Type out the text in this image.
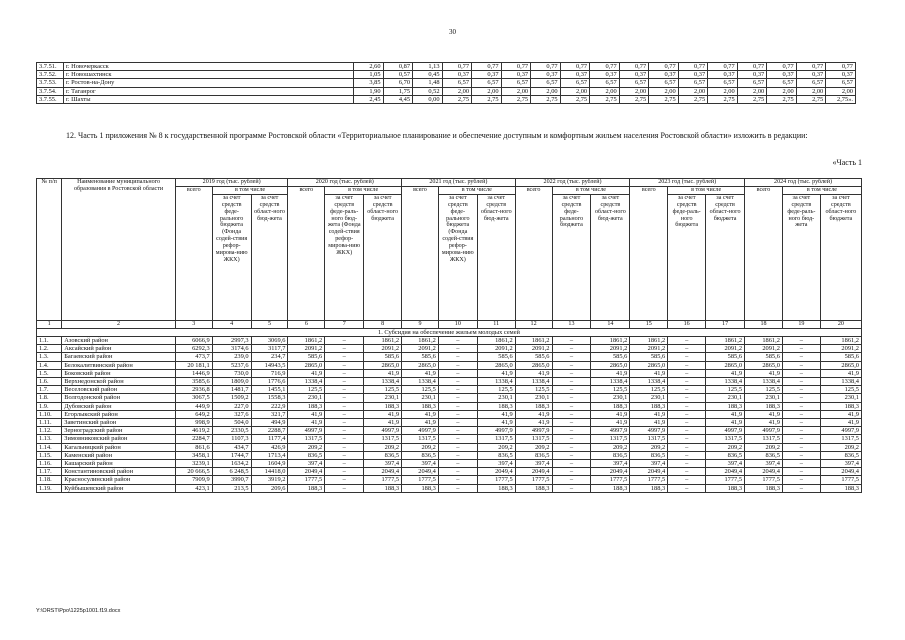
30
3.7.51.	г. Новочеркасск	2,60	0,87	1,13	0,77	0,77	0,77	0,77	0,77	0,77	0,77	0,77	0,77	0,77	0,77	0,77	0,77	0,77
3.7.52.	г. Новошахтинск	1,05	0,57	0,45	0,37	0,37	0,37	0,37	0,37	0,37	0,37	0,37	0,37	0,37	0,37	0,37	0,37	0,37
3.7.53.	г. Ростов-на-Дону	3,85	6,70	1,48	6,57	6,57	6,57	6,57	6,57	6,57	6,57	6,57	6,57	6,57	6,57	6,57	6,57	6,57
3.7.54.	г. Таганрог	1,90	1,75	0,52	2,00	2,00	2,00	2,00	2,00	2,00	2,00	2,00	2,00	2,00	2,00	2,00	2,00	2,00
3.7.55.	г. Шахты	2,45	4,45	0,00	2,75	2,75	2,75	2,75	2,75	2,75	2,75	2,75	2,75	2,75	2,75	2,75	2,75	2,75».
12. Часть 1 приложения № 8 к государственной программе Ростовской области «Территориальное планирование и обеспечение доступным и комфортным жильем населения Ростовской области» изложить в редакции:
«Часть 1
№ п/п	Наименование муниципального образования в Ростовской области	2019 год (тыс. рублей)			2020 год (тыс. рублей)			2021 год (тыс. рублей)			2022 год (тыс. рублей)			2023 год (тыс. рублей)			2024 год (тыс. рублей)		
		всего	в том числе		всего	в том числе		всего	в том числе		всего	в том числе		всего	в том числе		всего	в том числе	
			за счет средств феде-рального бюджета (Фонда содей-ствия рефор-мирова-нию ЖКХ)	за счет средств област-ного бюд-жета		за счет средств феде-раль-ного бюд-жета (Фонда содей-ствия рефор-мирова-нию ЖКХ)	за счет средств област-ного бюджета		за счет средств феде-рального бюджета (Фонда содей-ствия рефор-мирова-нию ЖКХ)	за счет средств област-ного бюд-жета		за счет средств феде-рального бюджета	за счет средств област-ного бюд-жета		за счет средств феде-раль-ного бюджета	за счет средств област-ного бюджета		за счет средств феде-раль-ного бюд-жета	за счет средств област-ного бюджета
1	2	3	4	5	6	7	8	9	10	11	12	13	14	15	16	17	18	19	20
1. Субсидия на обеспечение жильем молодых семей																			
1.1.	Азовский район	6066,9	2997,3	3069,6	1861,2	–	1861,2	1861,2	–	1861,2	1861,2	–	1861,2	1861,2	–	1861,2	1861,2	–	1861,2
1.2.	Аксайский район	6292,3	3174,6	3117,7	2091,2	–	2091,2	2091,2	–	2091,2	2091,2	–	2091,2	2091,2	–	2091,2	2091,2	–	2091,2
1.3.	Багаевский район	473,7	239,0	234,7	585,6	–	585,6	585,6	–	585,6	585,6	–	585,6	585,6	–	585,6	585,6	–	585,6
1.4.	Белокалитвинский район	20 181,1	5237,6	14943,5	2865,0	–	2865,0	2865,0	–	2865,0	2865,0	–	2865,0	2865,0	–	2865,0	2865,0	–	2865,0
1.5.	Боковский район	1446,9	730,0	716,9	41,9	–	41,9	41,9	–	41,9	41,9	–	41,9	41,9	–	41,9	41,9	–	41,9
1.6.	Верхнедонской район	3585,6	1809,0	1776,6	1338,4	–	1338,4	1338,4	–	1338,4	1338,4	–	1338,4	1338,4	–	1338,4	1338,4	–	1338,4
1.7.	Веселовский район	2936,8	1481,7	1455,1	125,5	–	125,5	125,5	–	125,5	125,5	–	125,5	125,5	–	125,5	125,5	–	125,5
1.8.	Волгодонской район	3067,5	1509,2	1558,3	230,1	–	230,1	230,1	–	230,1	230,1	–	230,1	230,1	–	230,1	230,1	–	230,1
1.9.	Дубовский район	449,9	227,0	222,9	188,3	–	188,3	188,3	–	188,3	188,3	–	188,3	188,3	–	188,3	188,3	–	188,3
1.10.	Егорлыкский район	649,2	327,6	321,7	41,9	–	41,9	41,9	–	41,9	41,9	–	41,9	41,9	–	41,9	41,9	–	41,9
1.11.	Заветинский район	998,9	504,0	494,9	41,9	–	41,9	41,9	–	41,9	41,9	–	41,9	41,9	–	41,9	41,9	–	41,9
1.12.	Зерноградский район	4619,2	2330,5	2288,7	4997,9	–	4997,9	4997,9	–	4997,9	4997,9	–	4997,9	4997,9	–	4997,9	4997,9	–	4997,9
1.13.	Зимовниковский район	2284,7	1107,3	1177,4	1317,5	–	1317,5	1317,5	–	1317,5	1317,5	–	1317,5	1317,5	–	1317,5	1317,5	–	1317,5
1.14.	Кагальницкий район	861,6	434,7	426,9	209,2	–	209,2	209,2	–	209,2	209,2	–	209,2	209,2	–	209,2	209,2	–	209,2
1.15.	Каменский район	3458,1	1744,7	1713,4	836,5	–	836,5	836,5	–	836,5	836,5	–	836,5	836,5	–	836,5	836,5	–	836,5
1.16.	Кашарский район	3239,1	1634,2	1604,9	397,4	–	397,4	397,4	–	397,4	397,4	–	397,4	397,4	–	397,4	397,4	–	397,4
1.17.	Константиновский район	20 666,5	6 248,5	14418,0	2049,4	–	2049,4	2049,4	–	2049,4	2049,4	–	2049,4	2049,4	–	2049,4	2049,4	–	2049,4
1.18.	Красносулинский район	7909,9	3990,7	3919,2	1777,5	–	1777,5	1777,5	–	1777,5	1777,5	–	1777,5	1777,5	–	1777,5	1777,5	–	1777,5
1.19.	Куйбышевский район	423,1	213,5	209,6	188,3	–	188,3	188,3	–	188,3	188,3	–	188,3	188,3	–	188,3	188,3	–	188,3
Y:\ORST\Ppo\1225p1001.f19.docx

+ + + +

• EXERCISE DETAILS: Each line of the data should be quoted exactly, with pictures left out.

• OUTPUT:
Type out the text in this image.
30
3.7.51.	г. Новочеркасск	2,60	0,87	1,13	0,77	0,77	0,77	0,77	0,77	0,77	0,77	0,77	0,77	0,77	0,77	0,77	0,77	0,77
3.7.52.	г. Новошахтинск	1,05	0,57	0,45	0,37	0,37	0,37	0,37	0,37	0,37	0,37	0,37	0,37	0,37	0,37	0,37	0,37	0,37
3.7.53.	г. Ростов-на-Дону	3,85	6,70	1,48	6,57	6,57	6,57	6,57	6,57	6,57	6,57	6,57	6,57	6,57	6,57	6,57	6,57	6,57
3.7.54.	г. Таганрог	1,90	1,75	0,52	2,00	2,00	2,00	2,00	2,00	2,00	2,00	2,00	2,00	2,00	2,00	2,00	2,00	2,00
3.7.55.	г. Шахты	2,45	4,45	0,00	2,75	2,75	2,75	2,75	2,75	2,75	2,75	2,75	2,75	2,75	2,75	2,75	2,75	2,75».
12. Часть 1 приложения № 8 к государственной программе Ростовской области «Территориальное планирование и обеспечение доступным и комфортным жильем населения Ростовской области» изложить в редакции:
«Часть 1
№ п/п	Наименование муниципального образования в Ростовской области	2019 год (тыс. рублей)			2020 год (тыс. рублей)			2021 год (тыс. рублей)			2022 год (тыс. рублей)			2023 год (тыс. рублей)			2024 год (тыс. рублей)		
		всего	в том числе		всего	в том числе		всего	в том числе		всего	в том числе		всего	в том числе		всего	в том числе	
			за счет средств феде-рального бюджета (Фонда содей-ствия рефор-мирова-нию ЖКХ)	за счет средств област-ного бюд-жета		за счет средств феде-раль-ного бюд-жета (Фонда содей-ствия рефор-мирова-нию ЖКХ)	за счет средств област-ного бюджета		за счет средств феде-рального бюджета (Фонда содей-ствия рефор-мирова-нию ЖКХ)	за счет средств област-ного бюд-жета		за счет средств феде-рального бюджета	за счет средств област-ного бюд-жета		за счет средств феде-раль-ного бюджета	за счет средств област-ного бюджета		за счет средств феде-раль-ного бюд-жета	за счет средств област-ного бюджета
1	2	3	4	5	6	7	8	9	10	11	12	13	14	15	16	17	18	19	20
1. Субсидия на обеспечение жильем молодых семей																			
1.1.	Азовский район	6066,9	2997,3	3069,6	1861,2	–	1861,2	1861,2	–	1861,2	1861,2	–	1861,2	1861,2	–	1861,2	1861,2	–	1861,2
1.2.	Аксайский район	6292,3	3174,6	3117,7	2091,2	–	2091,2	2091,2	–	2091,2	2091,2	–	2091,2	2091,2	–	2091,2	2091,2	–	2091,2
1.3.	Багаевский район	473,7	239,0	234,7	585,6	–	585,6	585,6	–	585,6	585,6	–	585,6	585,6	–	585,6	585,6	–	585,6
1.4.	Белокалитвинский район	20 181,1	5237,6	14943,5	2865,0	–	2865,0	2865,0	–	2865,0	2865,0	–	2865,0	2865,0	–	2865,0	2865,0	–	2865,0
1.5.	Боковский район	1446,9	730,0	716,9	41,9	–	41,9	41,9	–	41,9	41,9	–	41,9	41,9	–	41,9	41,9	–	41,9
1.6.	Верхнедонской район	3585,6	1809,0	1776,6	1338,4	–	1338,4	1338,4	–	1338,4	1338,4	–	1338,4	1338,4	–	1338,4	1338,4	–	1338,4
1.7.	Веселовский район	2936,8	1481,7	1455,1	125,5	–	125,5	125,5	–	125,5	125,5	–	125,5	125,5	–	125,5	125,5	–	125,5
1.8.	Волгодонской район	3067,5	1509,2	1558,3	230,1	–	230,1	230,1	–	230,1	230,1	–	230,1	230,1	–	230,1	230,1	–	230,1
1.9.	Дубовский район	449,9	227,0	222,9	188,3	–	188,3	188,3	–	188,3	188,3	–	188,3	188,3	–	188,3	188,3	–	188,3
1.10.	Егорлыкский район	649,2	327,6	321,7	41,9	–	41,9	41,9	–	41,9	41,9	–	41,9	41,9	–	41,9	41,9	–	41,9
1.11.	Заветинский район	998,9	504,0	494,9	41,9	–	41,9	41,9	–	41,9	41,9	–	41,9	41,9	–	41,9	41,9	–	41,9
1.12.	Зерноградский район	4619,2	2330,5	2288,7	4997,9	–	4997,9	4997,9	–	4997,9	4997,9	–	4997,9	4997,9	–	4997,9	4997,9	–	4997,9
1.13.	Зимовниковский район	2284,7	1107,3	1177,4	1317,5	–	1317,5	1317,5	–	1317,5	1317,5	–	1317,5	1317,5	–	1317,5	1317,5	–	1317,5
1.14.	Кагальницкий район	861,6	434,7	426,9	209,2	–	209,2	209,2	–	209,2	209,2	–	209,2	209,2	–	209,2	209,2	–	209,2
1.15.	Каменский район	3458,1	1744,7	1713,4	836,5	–	836,5	836,5	–	836,5	836,5	–	836,5	836,5	–	836,5	836,5	–	836,5
1.16.	Кашарский район	3239,1	1634,2	1604,9	397,4	–	397,4	397,4	–	397,4	397,4	–	397,4	397,4	–	397,4	397,4	–	397,4
1.17.	Константиновский район	20 666,5	6 248,5	14418,0	2049,4	–	2049,4	2049,4	–	2049,4	2049,4	–	2049,4	2049,4	–	2049,4	2049,4	–	2049,4
1.18.	Красносулинский район	7909,9	3990,7	3919,2	1777,5	–	1777,5	1777,5	–	1777,5	1777,5	–	1777,5	1777,5	–	1777,5	1777,5	–	1777,5
1.19.	Куйбышевский район	423,1	213,5	209,6	188,3	–	188,3	188,3	–	188,3	188,3	–	188,3	188,3	–	188,3	188,3	–	188,3
Y:\ORST\Ppo\1225p1001.f19.docx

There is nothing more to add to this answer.